+++ Excerpted records

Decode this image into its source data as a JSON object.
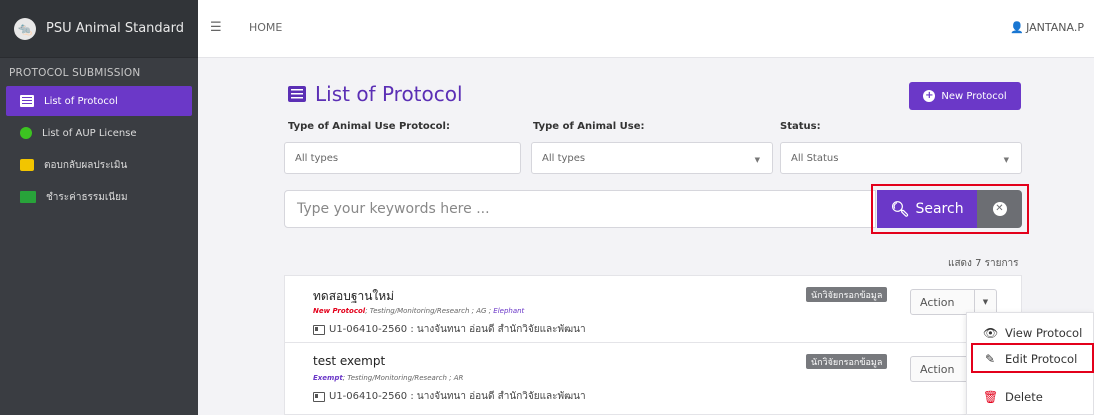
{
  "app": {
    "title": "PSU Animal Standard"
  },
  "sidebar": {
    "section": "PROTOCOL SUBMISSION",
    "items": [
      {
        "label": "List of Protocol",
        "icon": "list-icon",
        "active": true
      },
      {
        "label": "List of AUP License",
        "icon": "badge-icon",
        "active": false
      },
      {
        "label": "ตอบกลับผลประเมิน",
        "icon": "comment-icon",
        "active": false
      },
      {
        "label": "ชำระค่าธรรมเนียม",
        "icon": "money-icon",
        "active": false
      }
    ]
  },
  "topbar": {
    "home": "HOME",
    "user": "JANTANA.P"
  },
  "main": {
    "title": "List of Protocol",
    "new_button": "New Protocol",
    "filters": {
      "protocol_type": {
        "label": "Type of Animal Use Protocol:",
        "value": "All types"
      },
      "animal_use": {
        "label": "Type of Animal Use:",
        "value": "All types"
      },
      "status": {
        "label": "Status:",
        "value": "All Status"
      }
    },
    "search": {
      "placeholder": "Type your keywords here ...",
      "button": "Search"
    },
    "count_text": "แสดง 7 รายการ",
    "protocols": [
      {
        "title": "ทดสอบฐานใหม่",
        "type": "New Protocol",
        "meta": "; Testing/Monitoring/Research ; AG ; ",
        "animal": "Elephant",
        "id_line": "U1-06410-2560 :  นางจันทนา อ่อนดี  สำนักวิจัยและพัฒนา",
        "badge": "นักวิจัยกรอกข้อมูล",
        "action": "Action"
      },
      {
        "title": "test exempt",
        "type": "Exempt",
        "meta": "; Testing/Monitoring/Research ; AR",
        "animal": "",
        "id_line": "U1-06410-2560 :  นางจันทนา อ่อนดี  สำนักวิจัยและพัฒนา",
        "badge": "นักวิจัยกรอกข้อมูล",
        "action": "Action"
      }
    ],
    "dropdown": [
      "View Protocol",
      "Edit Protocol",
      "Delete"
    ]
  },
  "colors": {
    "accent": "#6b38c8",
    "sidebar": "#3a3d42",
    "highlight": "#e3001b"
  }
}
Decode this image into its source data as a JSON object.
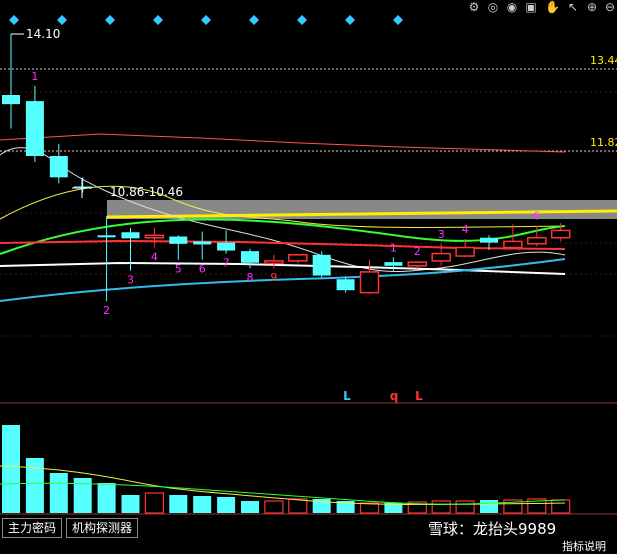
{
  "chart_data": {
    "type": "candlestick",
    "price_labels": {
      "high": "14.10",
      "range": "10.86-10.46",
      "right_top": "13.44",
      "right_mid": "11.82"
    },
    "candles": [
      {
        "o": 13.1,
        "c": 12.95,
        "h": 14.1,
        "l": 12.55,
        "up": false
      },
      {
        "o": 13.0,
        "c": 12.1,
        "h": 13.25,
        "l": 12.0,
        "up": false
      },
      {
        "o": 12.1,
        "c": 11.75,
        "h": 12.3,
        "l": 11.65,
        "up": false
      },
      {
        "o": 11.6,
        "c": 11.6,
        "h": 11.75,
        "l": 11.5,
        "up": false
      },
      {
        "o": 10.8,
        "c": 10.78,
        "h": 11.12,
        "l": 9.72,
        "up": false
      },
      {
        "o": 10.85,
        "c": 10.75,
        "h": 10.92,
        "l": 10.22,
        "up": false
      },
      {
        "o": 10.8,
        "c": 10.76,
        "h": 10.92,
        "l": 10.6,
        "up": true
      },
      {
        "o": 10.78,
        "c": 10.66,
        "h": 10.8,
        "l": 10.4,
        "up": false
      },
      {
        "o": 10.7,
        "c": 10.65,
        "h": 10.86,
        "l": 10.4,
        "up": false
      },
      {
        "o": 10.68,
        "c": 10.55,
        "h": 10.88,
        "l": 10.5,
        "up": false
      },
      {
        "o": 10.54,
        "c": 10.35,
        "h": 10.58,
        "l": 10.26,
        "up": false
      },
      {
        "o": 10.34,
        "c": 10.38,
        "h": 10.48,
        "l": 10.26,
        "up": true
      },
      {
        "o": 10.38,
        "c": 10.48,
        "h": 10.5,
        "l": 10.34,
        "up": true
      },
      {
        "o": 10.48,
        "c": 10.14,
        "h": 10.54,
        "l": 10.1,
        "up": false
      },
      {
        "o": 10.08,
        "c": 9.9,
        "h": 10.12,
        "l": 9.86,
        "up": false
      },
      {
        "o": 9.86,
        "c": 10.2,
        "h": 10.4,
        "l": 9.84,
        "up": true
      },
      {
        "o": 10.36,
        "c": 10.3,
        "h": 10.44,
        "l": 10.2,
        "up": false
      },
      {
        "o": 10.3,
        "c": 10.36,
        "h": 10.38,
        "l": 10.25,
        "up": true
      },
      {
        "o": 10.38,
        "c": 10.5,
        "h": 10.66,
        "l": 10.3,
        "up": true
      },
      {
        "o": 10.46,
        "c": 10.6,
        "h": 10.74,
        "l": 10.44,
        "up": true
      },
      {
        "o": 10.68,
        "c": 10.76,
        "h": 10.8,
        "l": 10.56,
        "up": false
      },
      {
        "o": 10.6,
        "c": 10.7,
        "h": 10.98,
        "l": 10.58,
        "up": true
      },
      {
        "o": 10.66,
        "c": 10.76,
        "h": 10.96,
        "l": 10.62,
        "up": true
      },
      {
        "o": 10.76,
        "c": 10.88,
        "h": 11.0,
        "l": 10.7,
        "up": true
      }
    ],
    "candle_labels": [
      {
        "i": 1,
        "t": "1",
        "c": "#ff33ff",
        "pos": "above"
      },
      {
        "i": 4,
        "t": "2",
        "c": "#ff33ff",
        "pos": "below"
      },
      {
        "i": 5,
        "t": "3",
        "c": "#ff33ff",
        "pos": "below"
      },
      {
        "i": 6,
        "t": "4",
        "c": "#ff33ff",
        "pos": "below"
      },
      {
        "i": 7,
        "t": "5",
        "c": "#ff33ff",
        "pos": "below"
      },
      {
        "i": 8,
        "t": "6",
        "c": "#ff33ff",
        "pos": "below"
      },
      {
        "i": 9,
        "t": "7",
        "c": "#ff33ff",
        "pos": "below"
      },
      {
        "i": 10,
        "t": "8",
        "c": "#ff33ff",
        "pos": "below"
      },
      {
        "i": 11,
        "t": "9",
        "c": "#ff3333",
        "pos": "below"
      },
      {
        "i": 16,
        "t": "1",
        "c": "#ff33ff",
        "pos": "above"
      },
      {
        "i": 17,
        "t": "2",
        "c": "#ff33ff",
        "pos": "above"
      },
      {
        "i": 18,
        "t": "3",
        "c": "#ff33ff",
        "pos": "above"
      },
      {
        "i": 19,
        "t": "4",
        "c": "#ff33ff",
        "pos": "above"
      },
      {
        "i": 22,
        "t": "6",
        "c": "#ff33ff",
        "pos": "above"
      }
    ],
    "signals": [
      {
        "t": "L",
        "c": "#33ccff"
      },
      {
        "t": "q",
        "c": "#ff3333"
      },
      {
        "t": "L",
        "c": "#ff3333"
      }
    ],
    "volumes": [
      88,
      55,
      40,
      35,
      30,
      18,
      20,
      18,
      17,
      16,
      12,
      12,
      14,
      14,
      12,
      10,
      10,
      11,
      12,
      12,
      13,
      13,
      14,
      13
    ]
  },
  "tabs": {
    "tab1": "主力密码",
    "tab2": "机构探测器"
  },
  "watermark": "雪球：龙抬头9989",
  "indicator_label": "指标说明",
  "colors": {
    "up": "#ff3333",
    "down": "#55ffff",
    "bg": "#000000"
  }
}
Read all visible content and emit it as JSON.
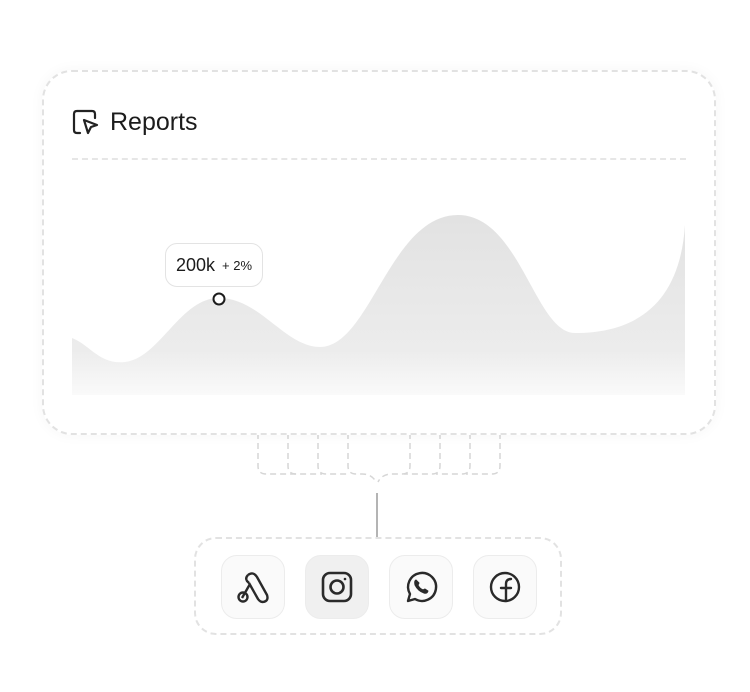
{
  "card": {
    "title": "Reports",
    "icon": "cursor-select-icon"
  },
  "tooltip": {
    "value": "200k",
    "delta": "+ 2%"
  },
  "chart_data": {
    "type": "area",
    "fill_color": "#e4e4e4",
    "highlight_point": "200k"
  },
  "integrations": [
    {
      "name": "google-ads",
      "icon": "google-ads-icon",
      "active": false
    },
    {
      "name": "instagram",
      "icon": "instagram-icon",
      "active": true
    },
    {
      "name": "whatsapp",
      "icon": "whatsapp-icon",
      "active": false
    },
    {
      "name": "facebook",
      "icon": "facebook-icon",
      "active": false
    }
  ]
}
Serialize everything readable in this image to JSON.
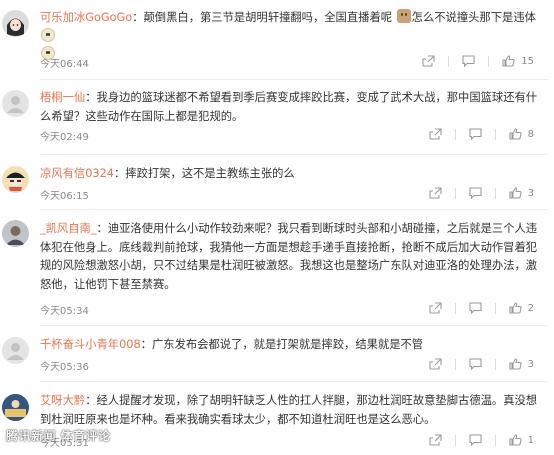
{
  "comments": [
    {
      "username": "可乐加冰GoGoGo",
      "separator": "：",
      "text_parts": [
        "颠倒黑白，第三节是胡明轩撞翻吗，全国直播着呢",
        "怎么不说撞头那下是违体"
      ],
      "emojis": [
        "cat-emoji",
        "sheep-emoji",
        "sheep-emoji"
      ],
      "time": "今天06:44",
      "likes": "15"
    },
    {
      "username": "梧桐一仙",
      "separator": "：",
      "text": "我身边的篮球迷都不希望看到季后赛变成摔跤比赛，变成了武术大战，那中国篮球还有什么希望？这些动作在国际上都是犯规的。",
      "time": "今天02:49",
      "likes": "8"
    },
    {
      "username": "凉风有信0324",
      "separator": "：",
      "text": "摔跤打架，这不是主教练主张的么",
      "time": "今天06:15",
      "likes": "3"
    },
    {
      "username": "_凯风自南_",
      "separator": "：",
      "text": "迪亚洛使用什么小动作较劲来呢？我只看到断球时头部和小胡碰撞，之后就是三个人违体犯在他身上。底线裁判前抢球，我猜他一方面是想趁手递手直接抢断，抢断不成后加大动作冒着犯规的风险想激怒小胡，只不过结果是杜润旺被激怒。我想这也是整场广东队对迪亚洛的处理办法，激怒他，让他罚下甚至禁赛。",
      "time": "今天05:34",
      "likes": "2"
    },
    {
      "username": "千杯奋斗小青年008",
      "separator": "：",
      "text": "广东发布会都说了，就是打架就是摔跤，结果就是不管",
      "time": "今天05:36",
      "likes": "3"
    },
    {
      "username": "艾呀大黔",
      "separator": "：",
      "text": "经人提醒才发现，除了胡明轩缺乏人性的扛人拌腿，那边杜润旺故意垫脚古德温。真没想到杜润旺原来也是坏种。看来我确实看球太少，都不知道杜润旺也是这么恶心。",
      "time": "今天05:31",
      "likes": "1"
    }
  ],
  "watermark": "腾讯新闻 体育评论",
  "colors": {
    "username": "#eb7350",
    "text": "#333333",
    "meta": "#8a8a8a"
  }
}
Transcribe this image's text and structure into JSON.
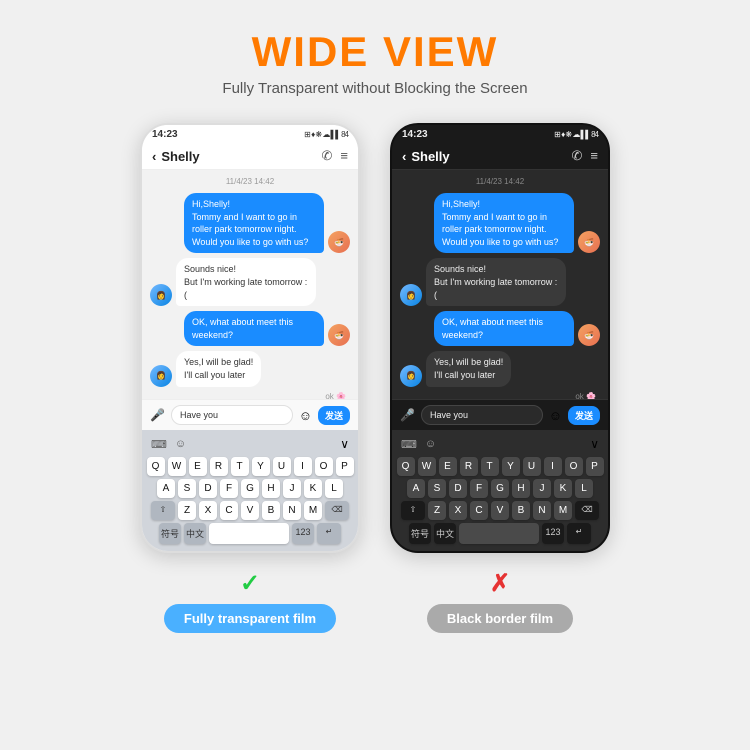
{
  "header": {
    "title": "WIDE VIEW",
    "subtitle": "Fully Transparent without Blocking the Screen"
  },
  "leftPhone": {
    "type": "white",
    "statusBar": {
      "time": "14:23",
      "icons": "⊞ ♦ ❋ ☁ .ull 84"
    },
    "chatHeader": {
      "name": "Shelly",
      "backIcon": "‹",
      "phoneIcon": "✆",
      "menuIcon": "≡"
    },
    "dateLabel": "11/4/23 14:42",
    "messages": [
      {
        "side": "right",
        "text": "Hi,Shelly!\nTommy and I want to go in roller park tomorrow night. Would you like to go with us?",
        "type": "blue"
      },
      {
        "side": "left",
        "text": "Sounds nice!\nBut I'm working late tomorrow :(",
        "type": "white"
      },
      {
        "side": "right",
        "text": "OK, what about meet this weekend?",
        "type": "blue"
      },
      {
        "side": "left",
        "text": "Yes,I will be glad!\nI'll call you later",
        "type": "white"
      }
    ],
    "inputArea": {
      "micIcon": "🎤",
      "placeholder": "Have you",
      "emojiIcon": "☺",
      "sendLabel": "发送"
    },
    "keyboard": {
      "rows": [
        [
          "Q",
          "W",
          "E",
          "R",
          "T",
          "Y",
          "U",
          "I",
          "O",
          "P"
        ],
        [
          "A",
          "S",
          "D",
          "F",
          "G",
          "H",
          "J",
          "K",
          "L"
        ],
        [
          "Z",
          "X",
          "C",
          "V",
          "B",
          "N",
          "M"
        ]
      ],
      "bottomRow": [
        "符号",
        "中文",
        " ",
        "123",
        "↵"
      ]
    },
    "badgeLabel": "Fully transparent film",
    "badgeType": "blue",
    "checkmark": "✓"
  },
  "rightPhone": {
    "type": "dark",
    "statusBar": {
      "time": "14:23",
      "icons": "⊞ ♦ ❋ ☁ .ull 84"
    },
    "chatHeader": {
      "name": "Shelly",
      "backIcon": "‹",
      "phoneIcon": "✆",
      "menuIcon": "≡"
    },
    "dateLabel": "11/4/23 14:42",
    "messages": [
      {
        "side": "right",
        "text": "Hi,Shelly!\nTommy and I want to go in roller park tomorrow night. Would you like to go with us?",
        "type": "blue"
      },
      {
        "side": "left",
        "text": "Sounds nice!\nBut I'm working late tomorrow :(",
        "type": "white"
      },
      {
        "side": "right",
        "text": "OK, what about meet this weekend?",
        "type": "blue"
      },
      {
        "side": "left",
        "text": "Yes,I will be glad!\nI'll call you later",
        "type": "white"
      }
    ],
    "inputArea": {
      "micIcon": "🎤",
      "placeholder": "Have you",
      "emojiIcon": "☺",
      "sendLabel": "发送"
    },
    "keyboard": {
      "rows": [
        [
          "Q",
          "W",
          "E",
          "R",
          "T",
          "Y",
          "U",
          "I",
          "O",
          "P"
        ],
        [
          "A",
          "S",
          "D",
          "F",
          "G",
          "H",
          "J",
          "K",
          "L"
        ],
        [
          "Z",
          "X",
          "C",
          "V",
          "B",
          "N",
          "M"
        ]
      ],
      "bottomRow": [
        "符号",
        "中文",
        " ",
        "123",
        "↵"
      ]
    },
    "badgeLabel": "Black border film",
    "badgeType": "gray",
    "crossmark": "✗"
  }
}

++++++

__Set problem__: Show every line from the listing above in which the string "badgeLabel" appears.

__Full solution__:
    "badgeLabel": "Fully transparent film",
    "badgeLabel": "Black border film",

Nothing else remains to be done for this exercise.